### DATA ENTRIES:
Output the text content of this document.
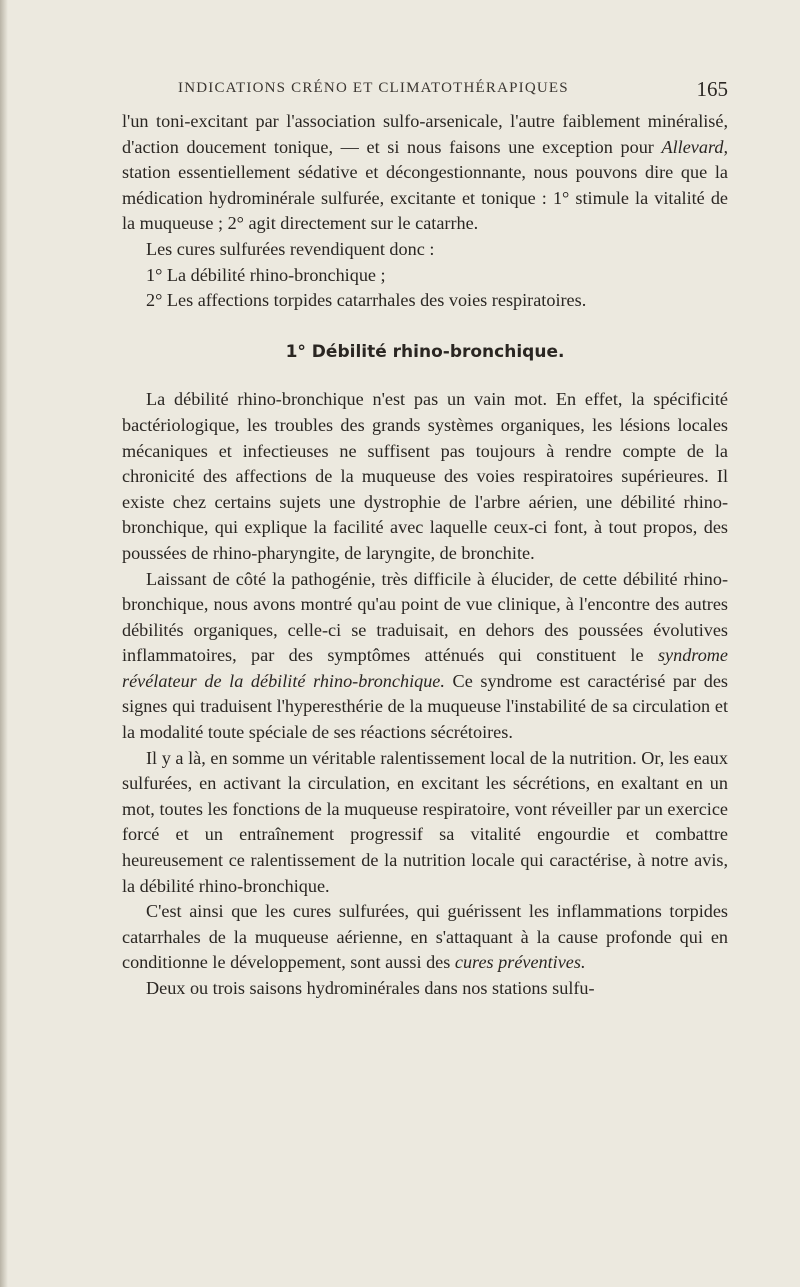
INDICATIONS CRÉNO ET CLIMATOTHÉRAPIQUES	165

l'un toni-excitant par l'association sulfo-arsenicale, l'autre faiblement minéralisé, d'action doucement tonique, — et si nous faisons une exception pour Allevard, station essentiellement sédative et décongestionnante, nous pouvons dire que la médication hydrominérale sulfurée, excitante et tonique : 1° stimule la vitalité de la muqueuse ; 2° agit directement sur le catarrhe.

Les cures sulfurées revendiquent donc :

1° La débilité rhino-bronchique ;

2° Les affections torpides catarrhales des voies respiratoires.

1° Débilité rhino-bronchique.

La débilité rhino-bronchique n'est pas un vain mot. En effet, la spécificité bactériologique, les troubles des grands systèmes organiques, les lésions locales mécaniques et infectieuses ne suffisent pas toujours à rendre compte de la chronicité des affections de la muqueuse des voies respiratoires supérieures. Il existe chez certains sujets une dystrophie de l'arbre aérien, une débilité rhino-bronchique, qui explique la facilité avec laquelle ceux-ci font, à tout propos, des poussées de rhino-pharyngite, de laryngite, de bronchite.

Laissant de côté la pathogénie, très difficile à élucider, de cette débilité rhino-bronchique, nous avons montré qu'au point de vue clinique, à l'encontre des autres débilités organiques, celle-ci se traduisait, en dehors des poussées évolutives inflammatoires, par des symptômes atténués qui constituent le syndrome révélateur de la débilité rhino-bronchique. Ce syndrome est caractérisé par des signes qui traduisent l'hyperesthérie de la muqueuse l'instabilité de sa circulation et la modalité toute spéciale de ses réactions sécrétoires.

Il y a là, en somme un véritable ralentissement local de la nutrition. Or, les eaux sulfurées, en activant la circulation, en excitant les sécrétions, en exaltant en un mot, toutes les fonctions de la muqueuse respiratoire, vont réveiller par un exercice forcé et un entraînement progressif sa vitalité engourdie et combattre heureusement ce ralentissement de la nutrition locale qui caractérise, à notre avis, la débilité rhino-bronchique.

C'est ainsi que les cures sulfurées, qui guérissent les inflammations torpides catarrhales de la muqueuse aérienne, en s'attaquant à la cause profonde qui en conditionne le développement, sont aussi des cures préventives.

Deux ou trois saisons hydrominérales dans nos stations sulfu-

### TASK PROMPT:
Copy out each line exactly, without the pictures.

### ANSWER TO THE TASK:
Output the text content of this document.
INDICATIONS CRÉNO ET CLIMATOTHÉRAPIQUES	165

l'un toni-excitant par l'association sulfo-arsenicale, l'autre faiblement minéralisé, d'action doucement tonique, — et si nous faisons une exception pour Allevard, station essentiellement sédative et décongestionnante, nous pouvons dire que la médication hydrominérale sulfurée, excitante et tonique : 1° stimule la vitalité de la muqueuse ; 2° agit directement sur le catarrhe.

Les cures sulfurées revendiquent donc :

1° La débilité rhino-bronchique ;

2° Les affections torpides catarrhales des voies respiratoires.

1° Débilité rhino-bronchique.

La débilité rhino-bronchique n'est pas un vain mot. En effet, la spécificité bactériologique, les troubles des grands systèmes organiques, les lésions locales mécaniques et infectieuses ne suffisent pas toujours à rendre compte de la chronicité des affections de la muqueuse des voies respiratoires supérieures. Il existe chez certains sujets une dystrophie de l'arbre aérien, une débilité rhino-bronchique, qui explique la facilité avec laquelle ceux-ci font, à tout propos, des poussées de rhino-pharyngite, de laryngite, de bronchite.

Laissant de côté la pathogénie, très difficile à élucider, de cette débilité rhino-bronchique, nous avons montré qu'au point de vue clinique, à l'encontre des autres débilités organiques, celle-ci se traduisait, en dehors des poussées évolutives inflammatoires, par des symptômes atténués qui constituent le syndrome révélateur de la débilité rhino-bronchique. Ce syndrome est caractérisé par des signes qui traduisent l'hyperesthérie de la muqueuse l'instabilité de sa circulation et la modalité toute spéciale de ses réactions sécrétoires.

Il y a là, en somme un véritable ralentissement local de la nutrition. Or, les eaux sulfurées, en activant la circulation, en excitant les sécrétions, en exaltant en un mot, toutes les fonctions de la muqueuse respiratoire, vont réveiller par un exercice forcé et un entraînement progressif sa vitalité engourdie et combattre heureusement ce ralentissement de la nutrition locale qui caractérise, à notre avis, la débilité rhino-bronchique.

C'est ainsi que les cures sulfurées, qui guérissent les inflammations torpides catarrhales de la muqueuse aérienne, en s'attaquant à la cause profonde qui en conditionne le développement, sont aussi des cures préventives.

Deux ou trois saisons hydrominérales dans nos stations sulfu-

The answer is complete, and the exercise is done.